Tally the lines in the listing below that contain "title" and report the tally alone.

SUPPLIED RECORDS:
----------
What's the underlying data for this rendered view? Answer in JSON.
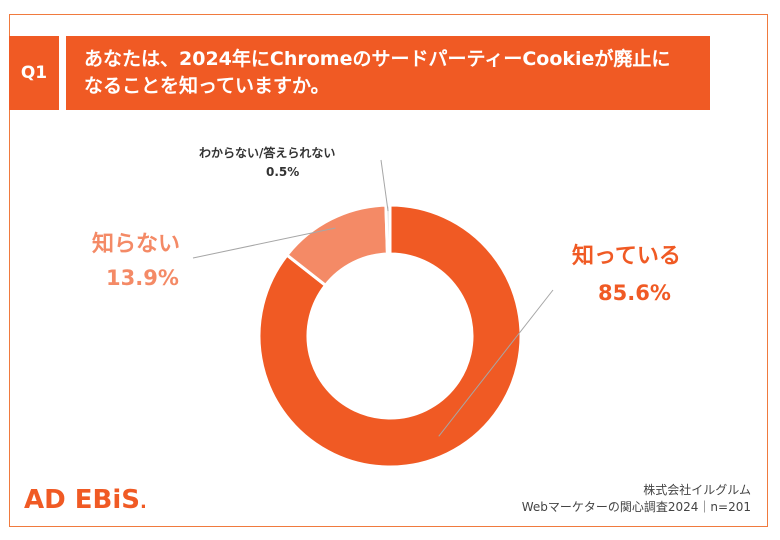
{
  "header": {
    "q_label": "Q1",
    "question_line1": "あなたは、2024年にChromeのサードパーティーCookieが廃止に",
    "question_line2": "なることを知っていますか。"
  },
  "chart_data": {
    "type": "pie",
    "variant": "donut",
    "slices": [
      {
        "label": "知っている",
        "value": 85.6,
        "value_label": "85.6%",
        "color": "#f05a24"
      },
      {
        "label": "知らない",
        "value": 13.9,
        "value_label": "13.9%",
        "color": "#f48a66"
      },
      {
        "label": "わからない/答えられない",
        "value": 0.5,
        "value_label": "0.5%",
        "color": "#d8d8d8"
      }
    ]
  },
  "colors": {
    "accent": "#f05a24",
    "secondary": "#f48a66",
    "border": "#f07a3e"
  },
  "footer": {
    "logo_main": "AD EBiS",
    "logo_dot": ".",
    "company": "株式会社イルグルム",
    "survey": "Webマーケターの関心調査2024｜n=201"
  }
}
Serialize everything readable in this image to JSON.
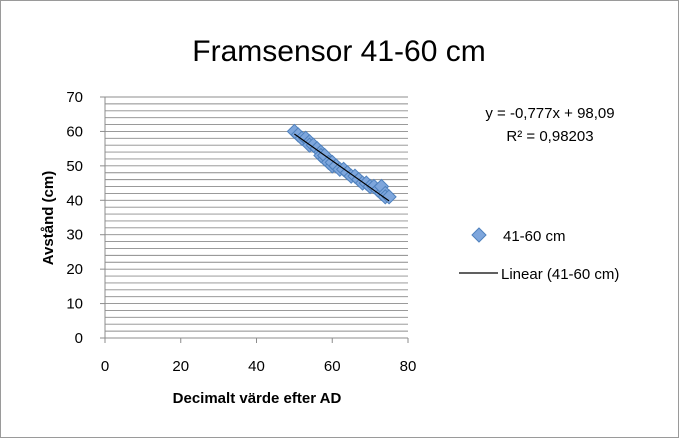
{
  "chart_data": {
    "type": "scatter",
    "title": "Framsensor 41-60 cm",
    "xlabel": "Decimalt värde efter AD",
    "ylabel": "Avstånd (cm)",
    "xlim": [
      0,
      80
    ],
    "ylim": [
      0,
      70
    ],
    "x_ticks": [
      "0",
      "20",
      "40",
      "60",
      "80"
    ],
    "y_ticks": [
      "0",
      "10",
      "20",
      "30",
      "40",
      "50",
      "60",
      "70"
    ],
    "grid": "horizontal-minor",
    "legend_position": "right",
    "colors": {
      "marker": "#4f81bd",
      "marker_fill": "#7ea6dc",
      "trendline": "#000000",
      "grid": "#8c8c8c"
    },
    "series": [
      {
        "name": "41-60 cm",
        "marker": "diamond-icon",
        "points": [
          [
            50,
            60
          ],
          [
            51,
            59
          ],
          [
            52,
            58
          ],
          [
            53,
            58
          ],
          [
            54,
            57
          ],
          [
            54,
            56
          ],
          [
            55,
            56
          ],
          [
            56,
            55
          ],
          [
            57,
            54
          ],
          [
            57,
            53
          ],
          [
            58,
            52
          ],
          [
            58,
            53
          ],
          [
            59,
            51
          ],
          [
            60,
            50
          ],
          [
            60,
            51
          ],
          [
            61,
            50
          ],
          [
            62,
            49
          ],
          [
            63,
            49
          ],
          [
            64,
            48
          ],
          [
            65,
            47
          ],
          [
            66,
            47
          ],
          [
            67,
            46
          ],
          [
            68,
            45
          ],
          [
            69,
            45
          ],
          [
            70,
            44
          ],
          [
            71,
            44
          ],
          [
            72,
            43
          ],
          [
            73,
            42
          ],
          [
            73,
            44
          ],
          [
            74,
            42
          ],
          [
            74,
            41
          ],
          [
            75,
            41
          ]
        ]
      }
    ],
    "trendline": {
      "name": "Linear (41-60 cm)",
      "slope": -0.777,
      "intercept": 98.09,
      "x_range": [
        50,
        75
      ],
      "equation": "y = -0,777x + 98,09",
      "r_squared": "R² = 0,98203"
    }
  }
}
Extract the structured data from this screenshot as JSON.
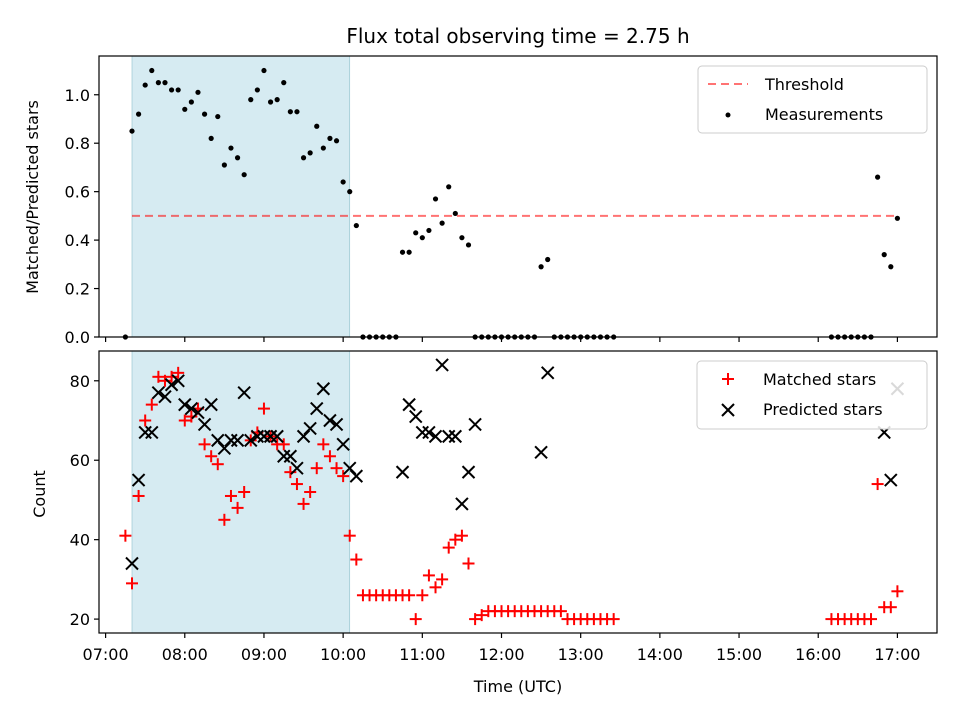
{
  "title": "Flux total observing time = 2.75 h",
  "colors": {
    "shade": "#add8e6",
    "threshold": "#ff0000",
    "measurements": "#000000",
    "matched": "#ff0000",
    "predicted": "#000000"
  },
  "chart_data": [
    {
      "type": "scatter",
      "ylabel": "Matched/Predicted stars",
      "ylim": [
        0,
        1.16
      ],
      "yticks": [
        0.0,
        0.2,
        0.4,
        0.6,
        0.8,
        1.0
      ],
      "ytick_labels": [
        "0.0",
        "0.2",
        "0.4",
        "0.6",
        "0.8",
        "1.0"
      ],
      "xlim": [
        "06:55",
        "17:30"
      ],
      "xticks": [
        "07:00",
        "08:00",
        "09:00",
        "10:00",
        "11:00",
        "12:00",
        "13:00",
        "14:00",
        "15:00",
        "16:00",
        "17:00"
      ],
      "shaded_interval": [
        "07:20",
        "10:05"
      ],
      "legend_position": "upper right",
      "threshold": {
        "name": "Threshold",
        "value": 0.5,
        "x_range": [
          "07:20",
          "17:00"
        ],
        "style": "dashed"
      },
      "series": [
        {
          "name": "Measurements",
          "marker": "dot",
          "x": [
            "07:15",
            "07:20",
            "07:25",
            "07:30",
            "07:35",
            "07:40",
            "07:45",
            "07:50",
            "07:55",
            "08:00",
            "08:05",
            "08:10",
            "08:15",
            "08:20",
            "08:25",
            "08:30",
            "08:35",
            "08:40",
            "08:45",
            "08:50",
            "08:55",
            "09:00",
            "09:05",
            "09:10",
            "09:15",
            "09:20",
            "09:25",
            "09:30",
            "09:35",
            "09:40",
            "09:45",
            "09:50",
            "09:55",
            "10:00",
            "10:05",
            "10:10",
            "10:15",
            "10:20",
            "10:25",
            "10:30",
            "10:35",
            "10:40",
            "10:45",
            "10:50",
            "10:55",
            "11:00",
            "11:05",
            "11:10",
            "11:15",
            "11:20",
            "11:25",
            "11:30",
            "11:35",
            "11:40",
            "11:45",
            "11:50",
            "11:55",
            "12:00",
            "12:05",
            "12:10",
            "12:15",
            "12:20",
            "12:25",
            "12:30",
            "12:35",
            "12:40",
            "12:45",
            "12:50",
            "12:55",
            "13:00",
            "13:05",
            "13:10",
            "13:15",
            "13:20",
            "13:25",
            "16:10",
            "16:15",
            "16:20",
            "16:25",
            "16:30",
            "16:35",
            "16:40",
            "16:45",
            "16:50",
            "16:55",
            "17:00"
          ],
          "y": [
            0.0,
            0.85,
            0.92,
            1.04,
            1.1,
            1.05,
            1.05,
            1.02,
            1.02,
            0.94,
            0.97,
            1.01,
            0.92,
            0.82,
            0.91,
            0.71,
            0.78,
            0.74,
            0.67,
            0.98,
            1.02,
            1.1,
            0.97,
            0.98,
            1.05,
            0.93,
            0.93,
            0.74,
            0.76,
            0.87,
            0.78,
            0.82,
            0.81,
            0.64,
            0.6,
            0.46,
            0.0,
            0.0,
            0.0,
            0.0,
            0.0,
            0.0,
            0.35,
            0.35,
            0.43,
            0.41,
            0.44,
            0.57,
            0.47,
            0.62,
            0.51,
            0.41,
            0.38,
            0.0,
            0.0,
            0.0,
            0.0,
            0.0,
            0.0,
            0.0,
            0.0,
            0.0,
            0.0,
            0.29,
            0.32,
            0.0,
            0.0,
            0.0,
            0.0,
            0.0,
            0.0,
            0.0,
            0.0,
            0.0,
            0.0,
            0.0,
            0.0,
            0.0,
            0.0,
            0.0,
            0.0,
            0.0,
            0.66,
            0.34,
            0.29,
            0.49
          ]
        }
      ]
    },
    {
      "type": "scatter",
      "xlabel": "Time (UTC)",
      "ylabel": "Count",
      "ylim": [
        16.5,
        87.5
      ],
      "yticks": [
        20,
        40,
        60,
        80
      ],
      "ytick_labels": [
        "20",
        "40",
        "60",
        "80"
      ],
      "xlim": [
        "06:55",
        "17:30"
      ],
      "xticks": [
        "07:00",
        "08:00",
        "09:00",
        "10:00",
        "11:00",
        "12:00",
        "13:00",
        "14:00",
        "15:00",
        "16:00",
        "17:00"
      ],
      "xtick_labels": [
        "07:00",
        "08:00",
        "09:00",
        "10:00",
        "11:00",
        "12:00",
        "13:00",
        "14:00",
        "15:00",
        "16:00",
        "17:00"
      ],
      "shaded_interval": [
        "07:20",
        "10:05"
      ],
      "legend_position": "upper right",
      "series": [
        {
          "name": "Matched stars",
          "marker": "plus",
          "x": [
            "07:15",
            "07:20",
            "07:25",
            "07:30",
            "07:35",
            "07:40",
            "07:45",
            "07:50",
            "07:55",
            "08:00",
            "08:05",
            "08:10",
            "08:15",
            "08:20",
            "08:25",
            "08:30",
            "08:35",
            "08:40",
            "08:45",
            "08:50",
            "08:55",
            "09:00",
            "09:05",
            "09:10",
            "09:15",
            "09:20",
            "09:25",
            "09:30",
            "09:35",
            "09:40",
            "09:45",
            "09:50",
            "09:55",
            "10:00",
            "10:05",
            "10:10",
            "10:15",
            "10:20",
            "10:25",
            "10:30",
            "10:35",
            "10:40",
            "10:45",
            "10:50",
            "10:55",
            "11:00",
            "11:05",
            "11:10",
            "11:15",
            "11:20",
            "11:25",
            "11:30",
            "11:35",
            "11:40",
            "11:45",
            "11:50",
            "11:55",
            "12:00",
            "12:05",
            "12:10",
            "12:15",
            "12:20",
            "12:25",
            "12:30",
            "12:35",
            "12:40",
            "12:45",
            "12:50",
            "12:55",
            "13:00",
            "13:05",
            "13:10",
            "13:15",
            "13:20",
            "13:25",
            "16:10",
            "16:15",
            "16:20",
            "16:25",
            "16:30",
            "16:35",
            "16:40",
            "16:45",
            "16:50",
            "16:55",
            "17:00"
          ],
          "y": [
            41,
            29,
            51,
            70,
            74,
            81,
            80,
            81,
            82,
            70,
            71,
            73,
            64,
            61,
            59,
            45,
            51,
            48,
            52,
            65,
            67,
            73,
            66,
            64,
            64,
            57,
            54,
            49,
            52,
            58,
            64,
            61,
            58,
            56,
            41,
            35,
            26,
            26,
            26,
            26,
            26,
            26,
            26,
            26,
            20,
            26,
            31,
            28,
            30,
            38,
            40,
            41,
            34,
            20,
            21,
            22,
            22,
            22,
            22,
            22,
            22,
            22,
            22,
            22,
            22,
            22,
            22,
            20,
            20,
            20,
            20,
            20,
            20,
            20,
            20,
            20,
            20,
            20,
            20,
            20,
            20,
            20,
            54,
            23,
            23,
            27
          ]
        },
        {
          "name": "Predicted stars",
          "marker": "x",
          "x": [
            "07:20",
            "07:25",
            "07:30",
            "07:35",
            "07:40",
            "07:45",
            "07:50",
            "07:55",
            "08:00",
            "08:05",
            "08:10",
            "08:15",
            "08:20",
            "08:25",
            "08:30",
            "08:35",
            "08:40",
            "08:45",
            "08:50",
            "08:55",
            "09:00",
            "09:05",
            "09:10",
            "09:15",
            "09:20",
            "09:25",
            "09:30",
            "09:35",
            "09:40",
            "09:45",
            "09:50",
            "09:55",
            "10:00",
            "10:05",
            "10:10",
            "10:45",
            "10:50",
            "10:55",
            "11:00",
            "11:05",
            "11:10",
            "11:15",
            "11:20",
            "11:25",
            "11:30",
            "11:35",
            "11:40",
            "12:30",
            "12:35",
            "16:50",
            "16:55",
            "17:00"
          ],
          "y": [
            34,
            55,
            67,
            67,
            77,
            76,
            79,
            80,
            74,
            73,
            72,
            69,
            74,
            65,
            63,
            65,
            65,
            77,
            65,
            66,
            66,
            66,
            66,
            61,
            61,
            58,
            66,
            68,
            73,
            78,
            70,
            69,
            64,
            58,
            56,
            57,
            74,
            71,
            67,
            67,
            66,
            84,
            66,
            66,
            49,
            57,
            69,
            62,
            82,
            67,
            55,
            78
          ]
        }
      ]
    }
  ]
}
----------
FINAL RESULT:
2